PROBLEM TO SOLVE: Determine how many lines contain the string "instructions". Respond with that number and nothing more.

─── DATA FOR THE TASK ───

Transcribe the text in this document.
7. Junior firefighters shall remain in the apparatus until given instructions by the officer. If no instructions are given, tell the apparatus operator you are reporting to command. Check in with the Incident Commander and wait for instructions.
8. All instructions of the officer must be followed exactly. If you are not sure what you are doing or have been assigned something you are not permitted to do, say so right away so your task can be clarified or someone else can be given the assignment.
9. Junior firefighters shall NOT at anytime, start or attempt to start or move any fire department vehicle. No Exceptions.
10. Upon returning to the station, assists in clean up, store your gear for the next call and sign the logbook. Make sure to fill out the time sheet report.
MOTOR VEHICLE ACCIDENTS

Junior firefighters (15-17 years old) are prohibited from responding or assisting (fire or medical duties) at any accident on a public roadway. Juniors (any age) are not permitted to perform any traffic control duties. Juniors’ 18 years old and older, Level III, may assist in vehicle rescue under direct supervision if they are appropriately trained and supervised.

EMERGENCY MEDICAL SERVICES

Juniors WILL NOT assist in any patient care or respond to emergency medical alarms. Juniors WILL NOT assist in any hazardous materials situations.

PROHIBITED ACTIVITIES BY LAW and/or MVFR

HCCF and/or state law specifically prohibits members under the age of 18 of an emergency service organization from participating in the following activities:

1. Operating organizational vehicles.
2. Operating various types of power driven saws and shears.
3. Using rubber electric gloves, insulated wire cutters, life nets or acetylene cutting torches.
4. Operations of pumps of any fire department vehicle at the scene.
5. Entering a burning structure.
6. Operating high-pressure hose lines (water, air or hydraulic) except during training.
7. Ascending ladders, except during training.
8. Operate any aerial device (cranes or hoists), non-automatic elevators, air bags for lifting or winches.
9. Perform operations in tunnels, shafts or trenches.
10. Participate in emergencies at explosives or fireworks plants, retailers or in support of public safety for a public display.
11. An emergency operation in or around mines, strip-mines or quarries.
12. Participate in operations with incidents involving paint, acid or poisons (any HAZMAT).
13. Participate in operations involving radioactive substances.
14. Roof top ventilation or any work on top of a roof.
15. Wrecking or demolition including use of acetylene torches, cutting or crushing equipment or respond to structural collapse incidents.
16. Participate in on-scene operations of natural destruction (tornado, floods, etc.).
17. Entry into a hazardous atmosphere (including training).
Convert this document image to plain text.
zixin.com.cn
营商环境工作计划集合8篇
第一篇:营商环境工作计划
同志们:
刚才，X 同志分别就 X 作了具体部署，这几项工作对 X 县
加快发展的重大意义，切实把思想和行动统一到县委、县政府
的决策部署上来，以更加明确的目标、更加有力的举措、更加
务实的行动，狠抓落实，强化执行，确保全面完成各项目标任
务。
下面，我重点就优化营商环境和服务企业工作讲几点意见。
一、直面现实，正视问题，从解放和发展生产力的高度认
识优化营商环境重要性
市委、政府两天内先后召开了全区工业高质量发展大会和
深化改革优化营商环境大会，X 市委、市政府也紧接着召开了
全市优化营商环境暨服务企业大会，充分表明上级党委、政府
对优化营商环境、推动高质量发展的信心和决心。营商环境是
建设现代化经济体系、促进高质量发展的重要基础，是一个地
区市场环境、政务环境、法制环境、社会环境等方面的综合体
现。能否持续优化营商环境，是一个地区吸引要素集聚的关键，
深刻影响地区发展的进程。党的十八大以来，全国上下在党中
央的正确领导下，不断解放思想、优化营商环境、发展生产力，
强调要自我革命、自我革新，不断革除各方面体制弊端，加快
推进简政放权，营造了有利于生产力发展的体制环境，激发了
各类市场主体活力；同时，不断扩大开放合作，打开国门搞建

───

ANSWER TO THE TASK: 2